=== Given information ===
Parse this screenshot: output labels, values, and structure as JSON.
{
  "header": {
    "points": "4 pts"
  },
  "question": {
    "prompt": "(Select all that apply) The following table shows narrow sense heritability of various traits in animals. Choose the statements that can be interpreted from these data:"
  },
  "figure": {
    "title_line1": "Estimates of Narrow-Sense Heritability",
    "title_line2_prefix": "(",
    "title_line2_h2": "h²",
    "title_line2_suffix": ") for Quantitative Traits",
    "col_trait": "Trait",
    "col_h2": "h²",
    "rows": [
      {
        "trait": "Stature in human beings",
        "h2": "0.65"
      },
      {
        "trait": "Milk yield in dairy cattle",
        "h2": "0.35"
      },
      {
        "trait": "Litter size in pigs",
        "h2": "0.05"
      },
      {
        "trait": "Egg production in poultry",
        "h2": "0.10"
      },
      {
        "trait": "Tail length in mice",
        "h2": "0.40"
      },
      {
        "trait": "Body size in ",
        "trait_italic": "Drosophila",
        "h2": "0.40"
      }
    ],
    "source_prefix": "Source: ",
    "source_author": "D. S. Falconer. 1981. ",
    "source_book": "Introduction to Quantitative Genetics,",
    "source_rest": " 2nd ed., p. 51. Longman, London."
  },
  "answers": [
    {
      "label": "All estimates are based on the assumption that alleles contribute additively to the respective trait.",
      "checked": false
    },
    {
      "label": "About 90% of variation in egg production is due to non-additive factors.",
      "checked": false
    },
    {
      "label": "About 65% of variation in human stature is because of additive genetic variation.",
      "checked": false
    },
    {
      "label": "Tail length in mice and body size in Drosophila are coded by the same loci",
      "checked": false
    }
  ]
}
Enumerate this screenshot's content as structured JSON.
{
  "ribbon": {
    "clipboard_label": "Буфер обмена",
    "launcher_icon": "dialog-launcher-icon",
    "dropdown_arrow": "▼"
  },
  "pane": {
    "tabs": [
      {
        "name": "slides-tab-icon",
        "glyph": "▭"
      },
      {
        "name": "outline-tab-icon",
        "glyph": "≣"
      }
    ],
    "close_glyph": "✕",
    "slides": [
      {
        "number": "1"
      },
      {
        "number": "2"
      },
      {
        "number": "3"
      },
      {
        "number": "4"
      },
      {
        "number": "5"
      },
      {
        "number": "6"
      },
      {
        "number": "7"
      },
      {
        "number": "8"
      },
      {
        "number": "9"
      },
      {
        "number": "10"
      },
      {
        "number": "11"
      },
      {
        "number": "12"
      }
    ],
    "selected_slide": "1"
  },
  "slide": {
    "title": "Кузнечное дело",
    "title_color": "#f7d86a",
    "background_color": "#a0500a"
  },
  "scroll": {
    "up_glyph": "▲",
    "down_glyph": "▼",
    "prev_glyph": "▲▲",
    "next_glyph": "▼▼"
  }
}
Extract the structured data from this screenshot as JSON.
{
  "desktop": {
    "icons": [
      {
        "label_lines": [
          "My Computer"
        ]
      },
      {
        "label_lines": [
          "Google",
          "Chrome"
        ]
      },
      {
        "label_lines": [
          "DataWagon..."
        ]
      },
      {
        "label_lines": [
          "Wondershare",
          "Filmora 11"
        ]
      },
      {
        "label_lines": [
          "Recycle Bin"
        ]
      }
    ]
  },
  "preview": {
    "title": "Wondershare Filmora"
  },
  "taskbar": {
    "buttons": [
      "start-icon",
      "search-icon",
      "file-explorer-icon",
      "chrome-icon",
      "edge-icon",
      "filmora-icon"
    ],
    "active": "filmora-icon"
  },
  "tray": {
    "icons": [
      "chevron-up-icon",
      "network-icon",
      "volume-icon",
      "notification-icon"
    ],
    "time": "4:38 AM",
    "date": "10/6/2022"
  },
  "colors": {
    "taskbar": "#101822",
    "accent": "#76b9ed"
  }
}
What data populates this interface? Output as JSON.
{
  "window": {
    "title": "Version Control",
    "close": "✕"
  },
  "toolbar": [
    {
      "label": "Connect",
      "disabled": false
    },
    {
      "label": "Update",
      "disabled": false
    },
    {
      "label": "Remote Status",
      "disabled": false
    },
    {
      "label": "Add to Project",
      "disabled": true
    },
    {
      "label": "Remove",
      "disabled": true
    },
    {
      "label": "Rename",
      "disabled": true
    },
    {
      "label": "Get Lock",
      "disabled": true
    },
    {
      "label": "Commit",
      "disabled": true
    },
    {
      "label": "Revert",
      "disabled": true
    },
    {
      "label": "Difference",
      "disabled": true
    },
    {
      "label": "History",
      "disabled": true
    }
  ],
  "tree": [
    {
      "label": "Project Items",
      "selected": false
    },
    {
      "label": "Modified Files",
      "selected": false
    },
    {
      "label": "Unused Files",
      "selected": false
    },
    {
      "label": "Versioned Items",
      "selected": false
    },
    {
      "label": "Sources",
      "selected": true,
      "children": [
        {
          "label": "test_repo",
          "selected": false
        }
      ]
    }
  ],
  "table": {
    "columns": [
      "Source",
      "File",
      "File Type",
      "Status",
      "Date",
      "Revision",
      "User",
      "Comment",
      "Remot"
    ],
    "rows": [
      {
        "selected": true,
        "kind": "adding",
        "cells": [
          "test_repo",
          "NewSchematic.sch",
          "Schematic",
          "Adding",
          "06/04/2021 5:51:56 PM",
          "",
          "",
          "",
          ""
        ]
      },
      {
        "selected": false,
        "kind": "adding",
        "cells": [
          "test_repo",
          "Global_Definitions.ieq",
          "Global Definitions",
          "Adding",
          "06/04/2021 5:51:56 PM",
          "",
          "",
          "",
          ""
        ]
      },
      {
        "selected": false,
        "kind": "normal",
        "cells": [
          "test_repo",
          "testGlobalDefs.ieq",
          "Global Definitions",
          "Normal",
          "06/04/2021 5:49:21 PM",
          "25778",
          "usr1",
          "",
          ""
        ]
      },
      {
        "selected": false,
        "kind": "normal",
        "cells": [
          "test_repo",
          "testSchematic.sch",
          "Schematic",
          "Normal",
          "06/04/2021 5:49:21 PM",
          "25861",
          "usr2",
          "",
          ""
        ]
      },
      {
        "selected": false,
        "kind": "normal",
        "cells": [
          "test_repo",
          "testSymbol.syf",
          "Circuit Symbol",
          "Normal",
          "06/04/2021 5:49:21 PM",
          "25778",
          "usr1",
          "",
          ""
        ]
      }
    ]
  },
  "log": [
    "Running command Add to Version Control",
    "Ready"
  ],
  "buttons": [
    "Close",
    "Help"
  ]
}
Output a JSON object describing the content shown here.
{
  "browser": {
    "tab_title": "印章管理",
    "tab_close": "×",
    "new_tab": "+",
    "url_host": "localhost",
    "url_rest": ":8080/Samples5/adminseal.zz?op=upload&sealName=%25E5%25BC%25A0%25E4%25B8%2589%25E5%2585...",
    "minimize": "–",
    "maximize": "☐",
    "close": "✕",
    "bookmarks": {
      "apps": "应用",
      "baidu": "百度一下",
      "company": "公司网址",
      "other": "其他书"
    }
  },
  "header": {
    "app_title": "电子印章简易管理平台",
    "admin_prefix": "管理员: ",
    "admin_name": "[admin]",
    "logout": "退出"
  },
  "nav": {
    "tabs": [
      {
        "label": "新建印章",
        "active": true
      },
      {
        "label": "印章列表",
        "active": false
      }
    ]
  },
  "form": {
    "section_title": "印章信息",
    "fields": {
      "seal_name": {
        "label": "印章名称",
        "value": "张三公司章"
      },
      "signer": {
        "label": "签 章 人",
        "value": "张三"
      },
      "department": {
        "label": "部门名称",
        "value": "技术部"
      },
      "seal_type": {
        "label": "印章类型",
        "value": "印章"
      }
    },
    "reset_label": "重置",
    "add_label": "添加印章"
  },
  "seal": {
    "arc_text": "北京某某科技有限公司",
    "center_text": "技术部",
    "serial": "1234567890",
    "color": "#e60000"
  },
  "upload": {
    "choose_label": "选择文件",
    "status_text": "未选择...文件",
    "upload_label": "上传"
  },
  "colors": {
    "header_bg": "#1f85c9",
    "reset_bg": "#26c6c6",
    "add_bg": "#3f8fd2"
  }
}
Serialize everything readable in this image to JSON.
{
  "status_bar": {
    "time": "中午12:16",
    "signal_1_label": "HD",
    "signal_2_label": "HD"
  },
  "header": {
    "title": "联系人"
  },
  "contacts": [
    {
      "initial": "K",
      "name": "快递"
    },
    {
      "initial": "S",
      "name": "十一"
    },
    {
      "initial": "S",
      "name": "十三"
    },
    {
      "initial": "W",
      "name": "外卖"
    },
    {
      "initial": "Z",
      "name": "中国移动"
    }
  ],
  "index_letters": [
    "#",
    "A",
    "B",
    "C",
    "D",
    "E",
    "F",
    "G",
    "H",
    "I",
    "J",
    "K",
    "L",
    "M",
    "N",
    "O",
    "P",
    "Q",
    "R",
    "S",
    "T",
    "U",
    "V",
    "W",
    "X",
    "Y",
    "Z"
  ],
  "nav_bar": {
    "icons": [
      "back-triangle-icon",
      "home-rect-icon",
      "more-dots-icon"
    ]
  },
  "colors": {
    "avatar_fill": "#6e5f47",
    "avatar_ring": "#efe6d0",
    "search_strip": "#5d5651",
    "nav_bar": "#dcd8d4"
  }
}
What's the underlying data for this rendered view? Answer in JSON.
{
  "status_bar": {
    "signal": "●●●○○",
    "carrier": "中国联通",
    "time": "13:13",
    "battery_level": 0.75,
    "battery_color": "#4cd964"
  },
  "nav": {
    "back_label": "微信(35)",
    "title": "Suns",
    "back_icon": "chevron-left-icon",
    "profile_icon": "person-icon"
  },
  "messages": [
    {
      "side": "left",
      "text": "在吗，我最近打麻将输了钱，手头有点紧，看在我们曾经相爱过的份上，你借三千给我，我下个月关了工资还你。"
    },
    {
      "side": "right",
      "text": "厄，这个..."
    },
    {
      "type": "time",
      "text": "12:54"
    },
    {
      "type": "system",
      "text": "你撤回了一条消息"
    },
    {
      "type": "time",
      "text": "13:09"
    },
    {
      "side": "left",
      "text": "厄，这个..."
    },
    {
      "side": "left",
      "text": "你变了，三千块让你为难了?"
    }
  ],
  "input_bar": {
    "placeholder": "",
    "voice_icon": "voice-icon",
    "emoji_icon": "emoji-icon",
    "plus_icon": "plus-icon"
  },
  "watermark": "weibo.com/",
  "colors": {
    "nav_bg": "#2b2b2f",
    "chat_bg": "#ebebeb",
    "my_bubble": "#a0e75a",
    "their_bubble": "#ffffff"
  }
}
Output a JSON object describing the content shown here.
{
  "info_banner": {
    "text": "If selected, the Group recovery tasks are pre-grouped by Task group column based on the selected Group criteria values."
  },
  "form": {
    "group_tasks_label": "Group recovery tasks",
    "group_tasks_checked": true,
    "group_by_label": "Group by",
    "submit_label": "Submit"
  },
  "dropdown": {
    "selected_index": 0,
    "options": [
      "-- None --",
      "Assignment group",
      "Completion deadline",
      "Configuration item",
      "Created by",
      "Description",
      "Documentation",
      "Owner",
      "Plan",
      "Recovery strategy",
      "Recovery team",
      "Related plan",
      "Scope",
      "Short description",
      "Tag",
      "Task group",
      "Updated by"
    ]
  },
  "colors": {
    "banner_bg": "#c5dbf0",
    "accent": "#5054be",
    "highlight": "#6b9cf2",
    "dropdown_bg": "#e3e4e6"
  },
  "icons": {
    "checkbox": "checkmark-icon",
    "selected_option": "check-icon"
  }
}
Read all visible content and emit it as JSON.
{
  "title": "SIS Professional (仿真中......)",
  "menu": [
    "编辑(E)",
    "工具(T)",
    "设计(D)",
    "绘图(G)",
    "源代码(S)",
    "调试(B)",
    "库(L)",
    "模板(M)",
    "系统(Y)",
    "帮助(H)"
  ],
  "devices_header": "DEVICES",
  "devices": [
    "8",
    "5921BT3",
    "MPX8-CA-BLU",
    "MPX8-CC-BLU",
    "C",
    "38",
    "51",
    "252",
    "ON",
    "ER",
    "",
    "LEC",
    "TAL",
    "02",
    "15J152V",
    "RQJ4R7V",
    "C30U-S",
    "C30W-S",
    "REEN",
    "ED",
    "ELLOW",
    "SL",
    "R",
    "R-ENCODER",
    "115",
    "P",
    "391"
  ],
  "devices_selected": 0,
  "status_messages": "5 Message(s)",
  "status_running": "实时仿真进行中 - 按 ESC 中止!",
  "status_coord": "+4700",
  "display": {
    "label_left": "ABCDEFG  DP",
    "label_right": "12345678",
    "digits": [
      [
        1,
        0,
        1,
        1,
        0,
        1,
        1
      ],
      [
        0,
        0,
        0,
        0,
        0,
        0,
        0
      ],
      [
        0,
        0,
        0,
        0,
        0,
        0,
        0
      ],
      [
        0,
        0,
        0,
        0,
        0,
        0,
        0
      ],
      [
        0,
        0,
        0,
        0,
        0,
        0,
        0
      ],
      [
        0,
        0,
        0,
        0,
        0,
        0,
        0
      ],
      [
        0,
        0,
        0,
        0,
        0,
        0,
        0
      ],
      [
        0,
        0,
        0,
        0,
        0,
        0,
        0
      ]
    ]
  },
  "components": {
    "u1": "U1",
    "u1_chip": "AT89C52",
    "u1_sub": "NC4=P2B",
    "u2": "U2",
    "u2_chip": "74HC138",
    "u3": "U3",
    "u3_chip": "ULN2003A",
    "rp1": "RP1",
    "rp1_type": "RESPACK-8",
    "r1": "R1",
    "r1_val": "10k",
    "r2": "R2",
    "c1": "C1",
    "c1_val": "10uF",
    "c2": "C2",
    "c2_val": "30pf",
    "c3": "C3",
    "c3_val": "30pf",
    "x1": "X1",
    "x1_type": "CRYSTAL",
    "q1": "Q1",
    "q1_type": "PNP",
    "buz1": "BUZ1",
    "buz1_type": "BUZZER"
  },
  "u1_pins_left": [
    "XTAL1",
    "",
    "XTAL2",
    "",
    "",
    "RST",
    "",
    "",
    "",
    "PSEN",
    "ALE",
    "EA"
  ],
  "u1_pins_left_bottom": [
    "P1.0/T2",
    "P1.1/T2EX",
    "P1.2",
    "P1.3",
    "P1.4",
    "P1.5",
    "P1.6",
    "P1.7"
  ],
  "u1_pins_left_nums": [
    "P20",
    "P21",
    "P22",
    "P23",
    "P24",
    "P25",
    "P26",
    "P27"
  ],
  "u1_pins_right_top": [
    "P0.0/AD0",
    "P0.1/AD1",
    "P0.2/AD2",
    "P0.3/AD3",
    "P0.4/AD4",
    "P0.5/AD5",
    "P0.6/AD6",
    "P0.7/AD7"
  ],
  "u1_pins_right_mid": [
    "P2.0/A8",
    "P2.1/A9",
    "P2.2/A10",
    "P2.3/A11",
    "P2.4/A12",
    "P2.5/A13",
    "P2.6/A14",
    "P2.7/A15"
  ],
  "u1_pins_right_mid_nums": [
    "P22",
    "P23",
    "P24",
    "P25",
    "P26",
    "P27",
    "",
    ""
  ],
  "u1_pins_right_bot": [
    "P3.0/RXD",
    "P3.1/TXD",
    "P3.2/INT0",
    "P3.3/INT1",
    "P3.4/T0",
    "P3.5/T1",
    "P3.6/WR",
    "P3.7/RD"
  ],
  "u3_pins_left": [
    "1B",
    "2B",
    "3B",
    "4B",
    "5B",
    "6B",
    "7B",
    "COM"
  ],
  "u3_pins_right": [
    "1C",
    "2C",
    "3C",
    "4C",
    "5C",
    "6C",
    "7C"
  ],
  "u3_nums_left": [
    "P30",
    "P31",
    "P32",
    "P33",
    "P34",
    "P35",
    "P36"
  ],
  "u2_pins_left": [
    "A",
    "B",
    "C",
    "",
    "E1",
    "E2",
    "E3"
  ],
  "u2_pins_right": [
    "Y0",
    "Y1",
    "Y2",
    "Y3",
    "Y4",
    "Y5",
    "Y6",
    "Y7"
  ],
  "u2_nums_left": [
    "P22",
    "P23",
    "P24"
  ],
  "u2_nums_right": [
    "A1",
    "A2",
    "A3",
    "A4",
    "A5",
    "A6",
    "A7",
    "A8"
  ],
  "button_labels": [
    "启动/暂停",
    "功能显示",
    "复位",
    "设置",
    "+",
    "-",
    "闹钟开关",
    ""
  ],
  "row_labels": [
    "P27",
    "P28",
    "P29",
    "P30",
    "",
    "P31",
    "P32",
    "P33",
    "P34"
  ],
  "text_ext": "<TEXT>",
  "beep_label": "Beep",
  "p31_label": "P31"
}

=== What you should do ===
Filter the records above and return every line that holds the word "About".

=== Solution below ===
      "label": "About 90% of variation in egg production is due to non-additive factors.",
      "label": "About 65% of variation in human stature is because of additive genetic variation.",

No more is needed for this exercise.